▶ Stored items from a collection

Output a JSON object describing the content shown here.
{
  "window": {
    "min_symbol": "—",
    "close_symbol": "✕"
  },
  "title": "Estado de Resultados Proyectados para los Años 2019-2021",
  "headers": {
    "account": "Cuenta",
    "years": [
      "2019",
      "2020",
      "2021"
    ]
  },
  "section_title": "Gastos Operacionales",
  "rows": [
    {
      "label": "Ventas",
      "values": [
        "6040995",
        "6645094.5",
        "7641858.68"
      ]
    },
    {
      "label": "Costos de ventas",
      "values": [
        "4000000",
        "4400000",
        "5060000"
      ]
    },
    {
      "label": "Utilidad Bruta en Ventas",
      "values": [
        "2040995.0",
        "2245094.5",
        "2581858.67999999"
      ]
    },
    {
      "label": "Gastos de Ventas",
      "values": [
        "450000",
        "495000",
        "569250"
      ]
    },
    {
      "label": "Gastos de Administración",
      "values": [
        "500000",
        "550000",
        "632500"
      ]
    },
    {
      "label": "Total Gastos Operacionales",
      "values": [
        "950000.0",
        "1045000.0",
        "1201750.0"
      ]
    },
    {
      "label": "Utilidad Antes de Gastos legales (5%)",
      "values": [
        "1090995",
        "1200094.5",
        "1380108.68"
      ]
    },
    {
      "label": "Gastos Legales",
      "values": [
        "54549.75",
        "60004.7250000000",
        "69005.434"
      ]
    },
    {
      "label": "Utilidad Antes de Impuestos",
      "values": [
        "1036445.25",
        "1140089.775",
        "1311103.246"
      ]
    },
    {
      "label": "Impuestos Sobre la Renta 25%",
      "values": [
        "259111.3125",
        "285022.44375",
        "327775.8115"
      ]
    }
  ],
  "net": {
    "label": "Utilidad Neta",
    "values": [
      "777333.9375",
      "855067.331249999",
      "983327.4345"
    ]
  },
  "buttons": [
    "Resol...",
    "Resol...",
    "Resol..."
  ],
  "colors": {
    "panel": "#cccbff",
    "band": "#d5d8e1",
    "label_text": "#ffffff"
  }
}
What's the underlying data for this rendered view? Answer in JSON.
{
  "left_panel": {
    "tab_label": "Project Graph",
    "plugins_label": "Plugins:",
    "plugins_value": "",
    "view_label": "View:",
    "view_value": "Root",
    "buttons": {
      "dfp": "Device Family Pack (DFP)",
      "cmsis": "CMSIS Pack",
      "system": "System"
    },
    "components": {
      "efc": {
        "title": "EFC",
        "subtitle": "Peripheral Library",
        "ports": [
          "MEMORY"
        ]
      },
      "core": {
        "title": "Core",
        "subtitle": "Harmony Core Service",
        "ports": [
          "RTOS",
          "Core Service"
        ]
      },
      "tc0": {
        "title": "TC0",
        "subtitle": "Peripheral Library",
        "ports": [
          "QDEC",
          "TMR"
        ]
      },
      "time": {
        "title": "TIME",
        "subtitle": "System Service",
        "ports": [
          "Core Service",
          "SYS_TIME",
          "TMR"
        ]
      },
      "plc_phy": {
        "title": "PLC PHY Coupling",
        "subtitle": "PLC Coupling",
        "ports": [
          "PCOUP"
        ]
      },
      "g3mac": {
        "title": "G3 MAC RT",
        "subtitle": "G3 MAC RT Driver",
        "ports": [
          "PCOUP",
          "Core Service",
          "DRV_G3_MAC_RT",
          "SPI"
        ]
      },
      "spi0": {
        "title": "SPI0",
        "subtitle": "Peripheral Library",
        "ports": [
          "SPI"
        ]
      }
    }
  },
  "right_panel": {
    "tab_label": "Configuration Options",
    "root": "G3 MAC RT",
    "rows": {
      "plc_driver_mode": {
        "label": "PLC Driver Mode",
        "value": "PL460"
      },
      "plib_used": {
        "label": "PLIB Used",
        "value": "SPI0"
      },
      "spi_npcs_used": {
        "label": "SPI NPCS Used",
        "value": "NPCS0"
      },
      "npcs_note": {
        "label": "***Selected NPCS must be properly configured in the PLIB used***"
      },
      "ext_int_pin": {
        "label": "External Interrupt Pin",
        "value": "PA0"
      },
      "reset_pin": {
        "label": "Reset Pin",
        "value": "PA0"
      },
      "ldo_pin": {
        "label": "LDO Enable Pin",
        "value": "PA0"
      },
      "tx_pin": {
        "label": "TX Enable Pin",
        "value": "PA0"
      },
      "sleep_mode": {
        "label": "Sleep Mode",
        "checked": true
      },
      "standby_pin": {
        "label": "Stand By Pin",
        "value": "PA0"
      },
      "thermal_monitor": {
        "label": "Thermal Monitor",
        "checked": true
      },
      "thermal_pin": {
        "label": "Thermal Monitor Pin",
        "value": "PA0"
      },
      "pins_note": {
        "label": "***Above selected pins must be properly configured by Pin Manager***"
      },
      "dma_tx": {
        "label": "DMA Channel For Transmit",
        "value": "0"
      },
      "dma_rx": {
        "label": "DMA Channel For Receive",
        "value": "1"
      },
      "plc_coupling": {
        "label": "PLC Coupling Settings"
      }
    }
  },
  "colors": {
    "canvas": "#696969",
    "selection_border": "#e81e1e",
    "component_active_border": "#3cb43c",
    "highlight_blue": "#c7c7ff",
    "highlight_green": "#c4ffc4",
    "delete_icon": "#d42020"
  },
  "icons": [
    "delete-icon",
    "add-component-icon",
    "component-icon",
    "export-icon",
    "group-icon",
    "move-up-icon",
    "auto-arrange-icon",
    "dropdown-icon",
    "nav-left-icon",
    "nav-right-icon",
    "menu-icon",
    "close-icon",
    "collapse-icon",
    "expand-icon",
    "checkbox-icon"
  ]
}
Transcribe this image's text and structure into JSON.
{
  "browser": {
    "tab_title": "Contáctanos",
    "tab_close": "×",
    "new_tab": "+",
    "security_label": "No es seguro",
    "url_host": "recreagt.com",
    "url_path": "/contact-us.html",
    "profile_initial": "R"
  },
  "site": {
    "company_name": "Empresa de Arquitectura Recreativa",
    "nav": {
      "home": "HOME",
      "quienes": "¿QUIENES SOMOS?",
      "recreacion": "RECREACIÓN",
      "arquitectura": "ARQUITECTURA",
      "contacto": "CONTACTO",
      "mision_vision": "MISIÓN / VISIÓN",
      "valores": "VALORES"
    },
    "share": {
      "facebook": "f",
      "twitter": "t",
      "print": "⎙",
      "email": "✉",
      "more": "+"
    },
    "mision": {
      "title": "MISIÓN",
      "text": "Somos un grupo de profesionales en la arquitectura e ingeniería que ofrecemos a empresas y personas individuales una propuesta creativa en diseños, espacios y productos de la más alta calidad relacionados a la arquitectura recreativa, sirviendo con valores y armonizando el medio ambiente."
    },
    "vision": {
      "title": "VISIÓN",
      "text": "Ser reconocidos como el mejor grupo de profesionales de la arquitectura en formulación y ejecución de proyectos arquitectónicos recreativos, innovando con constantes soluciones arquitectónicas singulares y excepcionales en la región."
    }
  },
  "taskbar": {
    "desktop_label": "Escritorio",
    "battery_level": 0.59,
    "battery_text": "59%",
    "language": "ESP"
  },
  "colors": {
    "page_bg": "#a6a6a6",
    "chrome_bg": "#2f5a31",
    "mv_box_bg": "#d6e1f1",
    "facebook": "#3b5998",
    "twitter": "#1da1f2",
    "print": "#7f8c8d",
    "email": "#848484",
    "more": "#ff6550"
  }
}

▶ Exercise
Take the lines above and print them exactly.

▶ The answer
Output a JSON object describing the content shown here.
{
  "window": {
    "min_symbol": "—",
    "close_symbol": "✕"
  },
  "title": "Estado de Resultados Proyectados para los Años 2019-2021",
  "headers": {
    "account": "Cuenta",
    "years": [
      "2019",
      "2020",
      "2021"
    ]
  },
  "section_title": "Gastos Operacionales",
  "rows": [
    {
      "label": "Ventas",
      "values": [
        "6040995",
        "6645094.5",
        "7641858.68"
      ]
    },
    {
      "label": "Costos de ventas",
      "values": [
        "4000000",
        "4400000",
        "5060000"
      ]
    },
    {
      "label": "Utilidad Bruta en Ventas",
      "values": [
        "2040995.0",
        "2245094.5",
        "2581858.67999999"
      ]
    },
    {
      "label": "Gastos de Ventas",
      "values": [
        "450000",
        "495000",
        "569250"
      ]
    },
    {
      "label": "Gastos de Administración",
      "values": [
        "500000",
        "550000",
        "632500"
      ]
    },
    {
      "label": "Total Gastos Operacionales",
      "values": [
        "950000.0",
        "1045000.0",
        "1201750.0"
      ]
    },
    {
      "label": "Utilidad Antes de Gastos legales (5%)",
      "values": [
        "1090995",
        "1200094.5",
        "1380108.68"
      ]
    },
    {
      "label": "Gastos Legales",
      "values": [
        "54549.75",
        "60004.7250000000",
        "69005.434"
      ]
    },
    {
      "label": "Utilidad Antes de Impuestos",
      "values": [
        "1036445.25",
        "1140089.775",
        "1311103.246"
      ]
    },
    {
      "label": "Impuestos Sobre la Renta 25%",
      "values": [
        "259111.3125",
        "285022.44375",
        "327775.8115"
      ]
    }
  ],
  "net": {
    "label": "Utilidad Neta",
    "values": [
      "777333.9375",
      "855067.331249999",
      "983327.4345"
    ]
  },
  "buttons": [
    "Resol...",
    "Resol...",
    "Resol..."
  ],
  "colors": {
    "panel": "#cccbff",
    "band": "#d5d8e1",
    "label_text": "#ffffff"
  }
}
What's the underlying data for this rendered view? Answer in JSON.
{
  "left_panel": {
    "tab_label": "Project Graph",
    "plugins_label": "Plugins:",
    "plugins_value": "",
    "view_label": "View:",
    "view_value": "Root",
    "buttons": {
      "dfp": "Device Family Pack (DFP)",
      "cmsis": "CMSIS Pack",
      "system": "System"
    },
    "components": {
      "efc": {
        "title": "EFC",
        "subtitle": "Peripheral Library",
        "ports": [
          "MEMORY"
        ]
      },
      "core": {
        "title": "Core",
        "subtitle": "Harmony Core Service",
        "ports": [
          "RTOS",
          "Core Service"
        ]
      },
      "tc0": {
        "title": "TC0",
        "subtitle": "Peripheral Library",
        "ports": [
          "QDEC",
          "TMR"
        ]
      },
      "time": {
        "title": "TIME",
        "subtitle": "System Service",
        "ports": [
          "Core Service",
          "SYS_TIME",
          "TMR"
        ]
      },
      "plc_phy": {
        "title": "PLC PHY Coupling",
        "subtitle": "PLC Coupling",
        "ports": [
          "PCOUP"
        ]
      },
      "g3mac": {
        "title": "G3 MAC RT",
        "subtitle": "G3 MAC RT Driver",
        "ports": [
          "PCOUP",
          "Core Service",
          "DRV_G3_MAC_RT",
          "SPI"
        ]
      },
      "spi0": {
        "title": "SPI0",
        "subtitle": "Peripheral Library",
        "ports": [
          "SPI"
        ]
      }
    }
  },
  "right_panel": {
    "tab_label": "Configuration Options",
    "root": "G3 MAC RT",
    "rows": {
      "plc_driver_mode": {
        "label": "PLC Driver Mode",
        "value": "PL460"
      },
      "plib_used": {
        "label": "PLIB Used",
        "value": "SPI0"
      },
      "spi_npcs_used": {
        "label": "SPI NPCS Used",
        "value": "NPCS0"
      },
      "npcs_note": {
        "label": "***Selected NPCS must be properly configured in the PLIB used***"
      },
      "ext_int_pin": {
        "label": "External Interrupt Pin",
        "value": "PA0"
      },
      "reset_pin": {
        "label": "Reset Pin",
        "value": "PA0"
      },
      "ldo_pin": {
        "label": "LDO Enable Pin",
        "value": "PA0"
      },
      "tx_pin": {
        "label": "TX Enable Pin",
        "value": "PA0"
      },
      "sleep_mode": {
        "label": "Sleep Mode",
        "checked": true
      },
      "standby_pin": {
        "label": "Stand By Pin",
        "value": "PA0"
      },
      "thermal_monitor": {
        "label": "Thermal Monitor",
        "checked": true
      },
      "thermal_pin": {
        "label": "Thermal Monitor Pin",
        "value": "PA0"
      },
      "pins_note": {
        "label": "***Above selected pins must be properly configured by Pin Manager***"
      },
      "dma_tx": {
        "label": "DMA Channel For Transmit",
        "value": "0"
      },
      "dma_rx": {
        "label": "DMA Channel For Receive",
        "value": "1"
      },
      "plc_coupling": {
        "label": "PLC Coupling Settings"
      }
    }
  },
  "colors": {
    "canvas": "#696969",
    "selection_border": "#e81e1e",
    "component_active_border": "#3cb43c",
    "highlight_blue": "#c7c7ff",
    "highlight_green": "#c4ffc4",
    "delete_icon": "#d42020"
  },
  "icons": [
    "delete-icon",
    "add-component-icon",
    "component-icon",
    "export-icon",
    "group-icon",
    "move-up-icon",
    "auto-arrange-icon",
    "dropdown-icon",
    "nav-left-icon",
    "nav-right-icon",
    "menu-icon",
    "close-icon",
    "collapse-icon",
    "expand-icon",
    "checkbox-icon"
  ]
}
Transcribe this image's text and structure into JSON.
{
  "browser": {
    "tab_title": "Contáctanos",
    "tab_close": "×",
    "new_tab": "+",
    "security_label": "No es seguro",
    "url_host": "recreagt.com",
    "url_path": "/contact-us.html",
    "profile_initial": "R"
  },
  "site": {
    "company_name": "Empresa de Arquitectura Recreativa",
    "nav": {
      "home": "HOME",
      "quienes": "¿QUIENES SOMOS?",
      "recreacion": "RECREACIÓN",
      "arquitectura": "ARQUITECTURA",
      "contacto": "CONTACTO",
      "mision_vision": "MISIÓN / VISIÓN",
      "valores": "VALORES"
    },
    "share": {
      "facebook": "f",
      "twitter": "t",
      "print": "⎙",
      "email": "✉",
      "more": "+"
    },
    "mision": {
      "title": "MISIÓN",
      "text": "Somos un grupo de profesionales en la arquitectura e ingeniería que ofrecemos a empresas y personas individuales una propuesta creativa en diseños, espacios y productos de la más alta calidad relacionados a la arquitectura recreativa, sirviendo con valores y armonizando el medio ambiente."
    },
    "vision": {
      "title": "VISIÓN",
      "text": "Ser reconocidos como el mejor grupo de profesionales de la arquitectura en formulación y ejecución de proyectos arquitectónicos recreativos, innovando con constantes soluciones arquitectónicas singulares y excepcionales en la región."
    }
  },
  "taskbar": {
    "desktop_label": "Escritorio",
    "battery_level": 0.59,
    "battery_text": "59%",
    "language": "ESP"
  },
  "colors": {
    "page_bg": "#a6a6a6",
    "chrome_bg": "#2f5a31",
    "mv_box_bg": "#d6e1f1",
    "facebook": "#3b5998",
    "twitter": "#1da1f2",
    "print": "#7f8c8d",
    "email": "#848484",
    "more": "#ff6550"
  }
}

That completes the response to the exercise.